*PROBLEM DESCRIPTION*
Your task is to repeat the lines below exactly, excluding any pictures they contain.

*Some records*
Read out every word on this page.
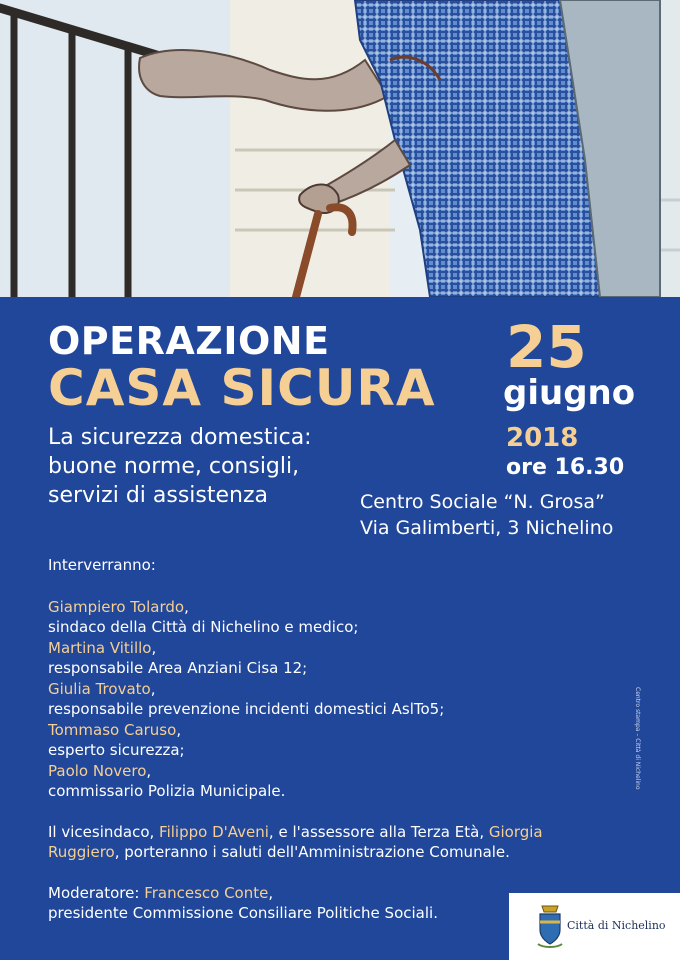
OPERAZIONE
CASA SICURA
La sicurezza domestica:
buone norme, consigli,
servizi di assistenza
25
giugno
2018
ore 16.30
Centro Sociale “N. Grosa”
Via Galimberti, 3 Nichelino

Interverranno:

Giampiero Tolardo,

sindaco della Città di Nichelino e medico;

Martina Vitillo,

responsabile Area Anziani Cisa 12;

Giulia Trovato,

responsabile prevenzione incidenti domestici AslTo5;

Tommaso Caruso,

esperto sicurezza;

Paolo Novero,

commissario Polizia Municipale.

Il vicesindaco, Filippo D'Aveni, e l'assessore alla Terza Età, Giorgia

Ruggiero, porteranno i saluti dell'Amministrazione Comunale.

Moderatore: Francesco Conte,

presidente Commissione Consiliare Politiche Sociali.

Centro stampa – Città di Nichelino
Città di Nichelino
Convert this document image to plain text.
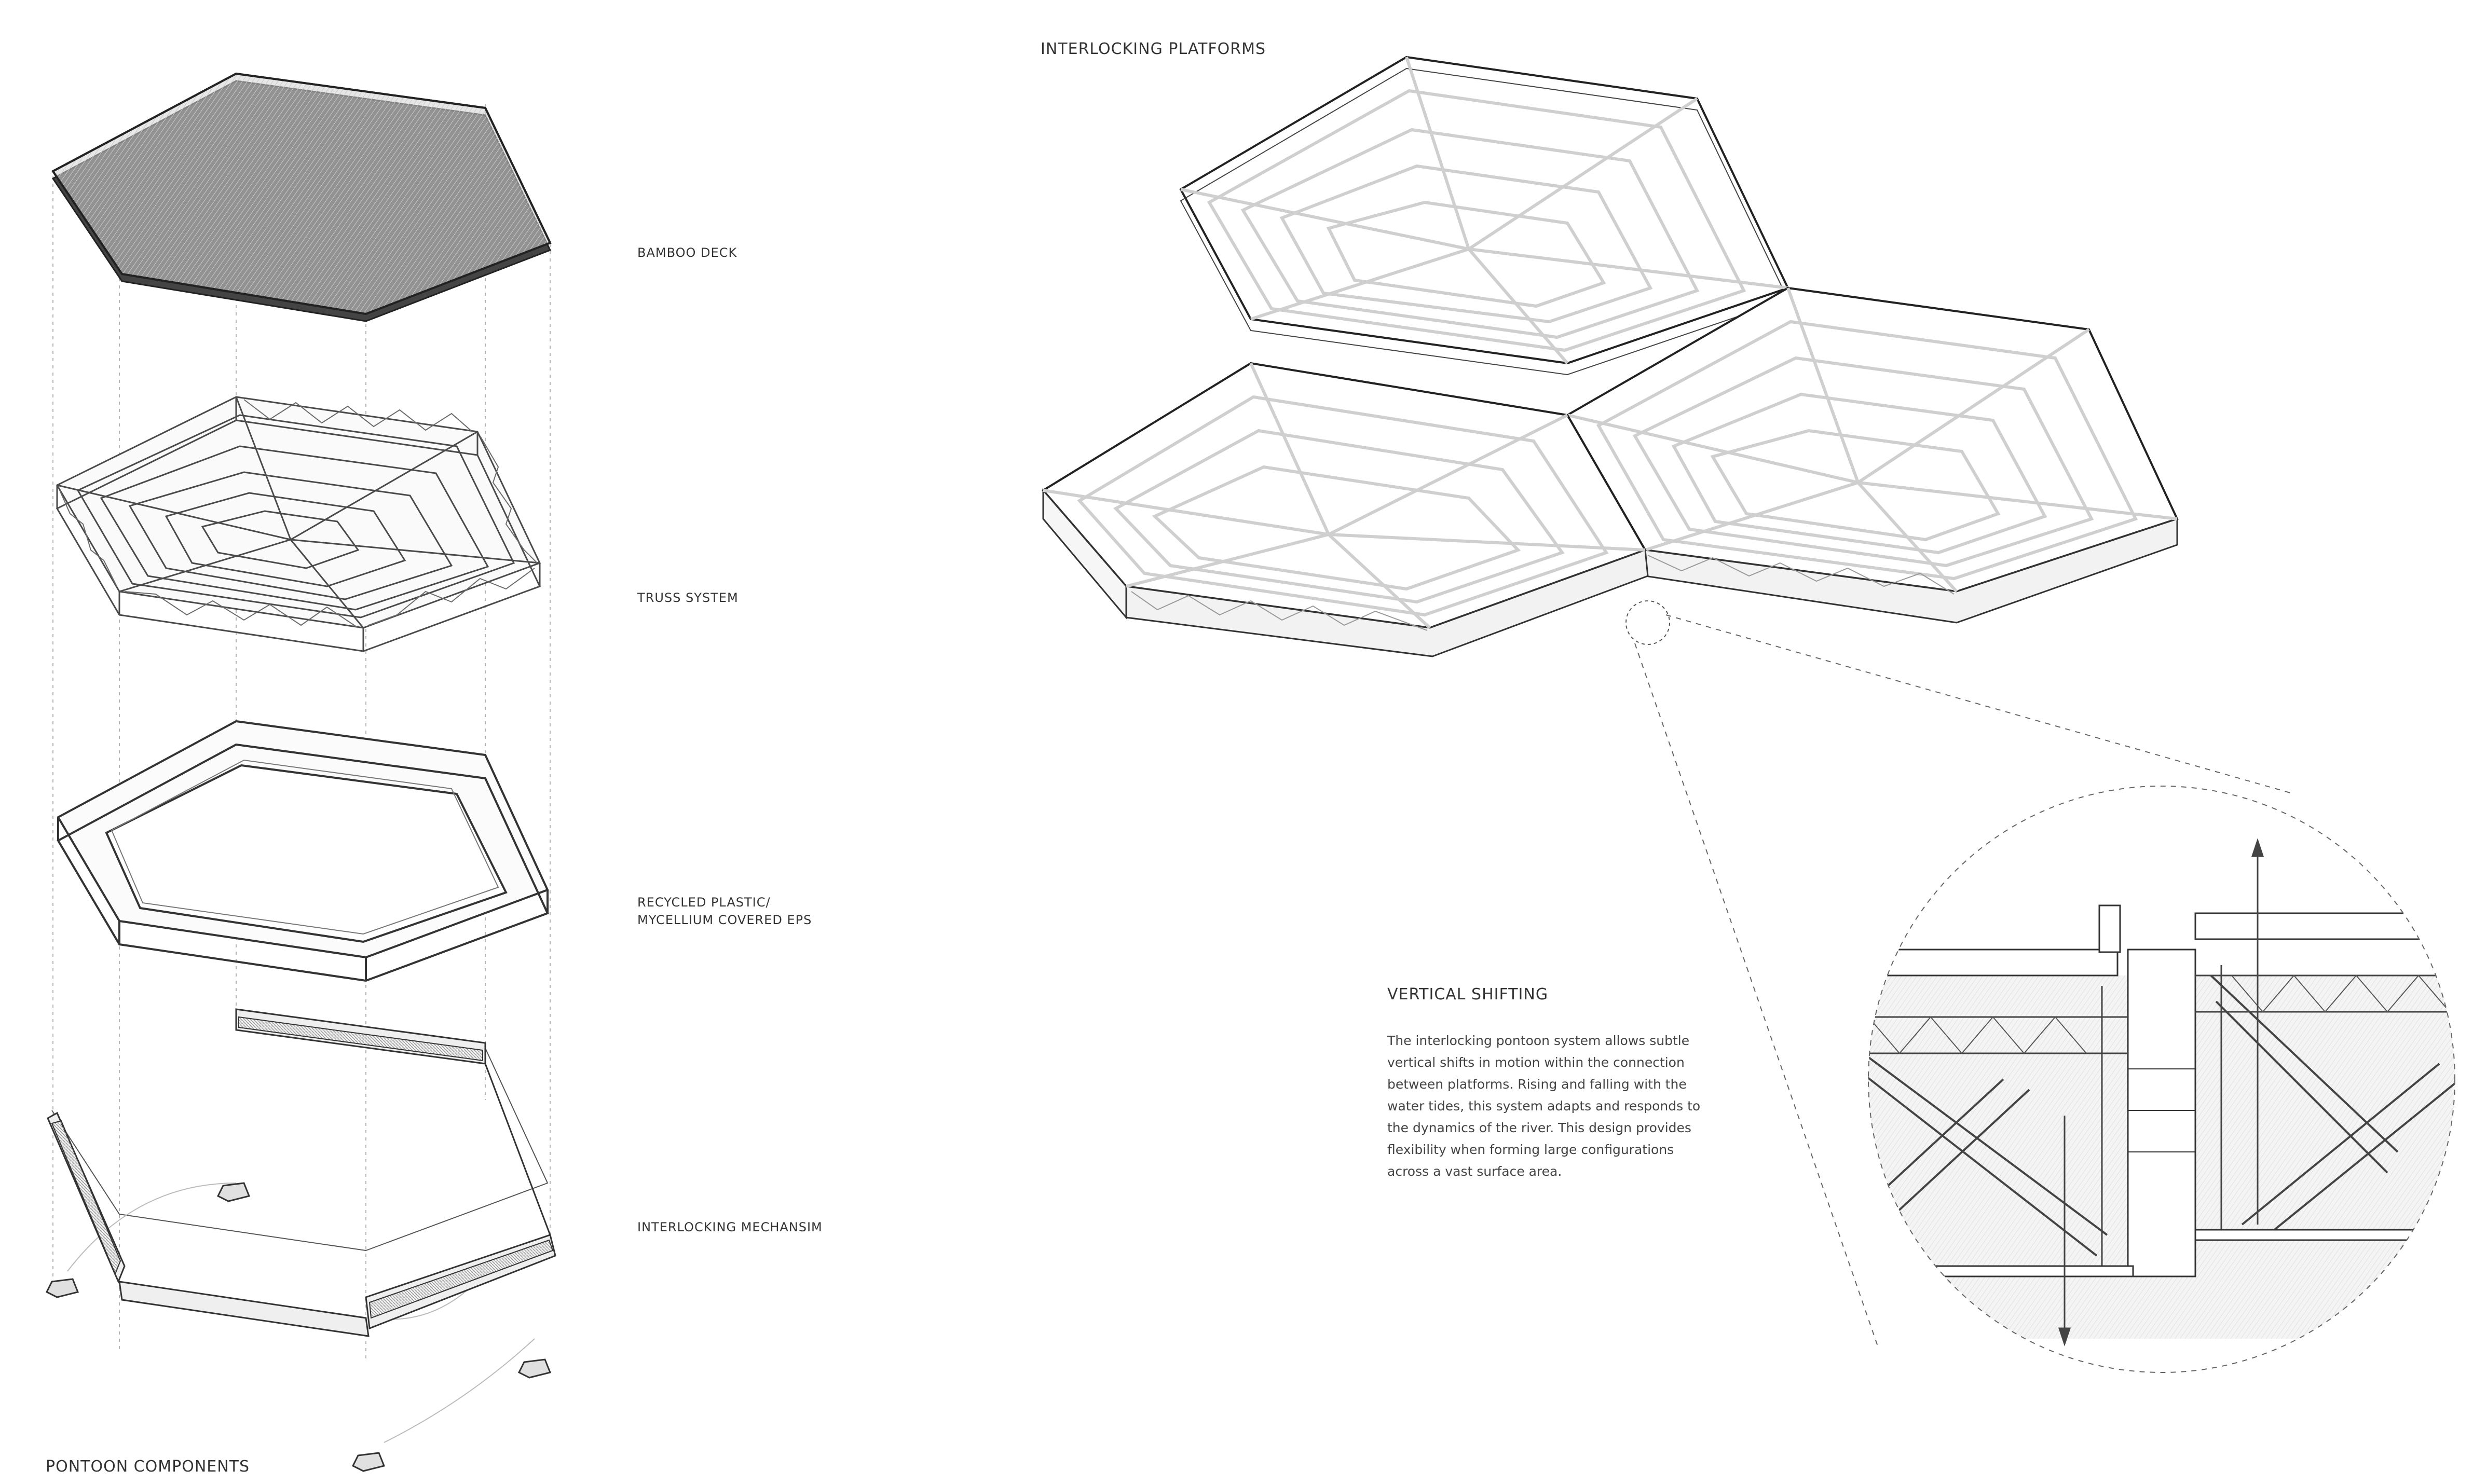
BAMBOO DECK
TRUSS SYSTEM
RECYCLED PLASTIC/
MYCELLIUM COVERED EPS
INTERLOCKING MECHANSIM
PONTOON COMPONENTS
INTERLOCKING PLATFORMS
VERTICAL SHIFTING
The interlocking pontoon system allows subtle
vertical shifts in motion within the connection
between platforms. Rising and falling with the
water tides, this system adapts and responds to
the dynamics of the river. This design provides
flexibility when forming large configurations
across a vast surface area.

*RIGHT ANSWER*
Read out every word on this page.
OPERAZIONE
CASA SICURA
La sicurezza domestica:
buone norme, consigli,
servizi di assistenza
25
giugno
2018
ore 16.30
Centro Sociale “N. Grosa”
Via Galimberti, 3 Nichelino

Interverranno:

Giampiero Tolardo,

sindaco della Città di Nichelino e medico;

Martina Vitillo,

responsabile Area Anziani Cisa 12;

Giulia Trovato,

responsabile prevenzione incidenti domestici AslTo5;

Tommaso Caruso,

esperto sicurezza;

Paolo Novero,

commissario Polizia Municipale.

Il vicesindaco, Filippo D'Aveni, e l'assessore alla Terza Età, Giorgia

Ruggiero, porteranno i saluti dell'Amministrazione Comunale.

Moderatore: Francesco Conte,

presidente Commissione Consiliare Politiche Sociali.

Centro stampa – Città di Nichelino
Città di Nichelino
Convert this document image to plain text.
BAMBOO DECK
TRUSS SYSTEM
RECYCLED PLASTIC/
MYCELLIUM COVERED EPS
INTERLOCKING MECHANSIM
PONTOON COMPONENTS
INTERLOCKING PLATFORMS
VERTICAL SHIFTING
The interlocking pontoon system allows subtle
vertical shifts in motion within the connection
between platforms. Rising and falling with the
water tides, this system adapts and responds to
the dynamics of the river. This design provides
flexibility when forming large configurations
across a vast surface area.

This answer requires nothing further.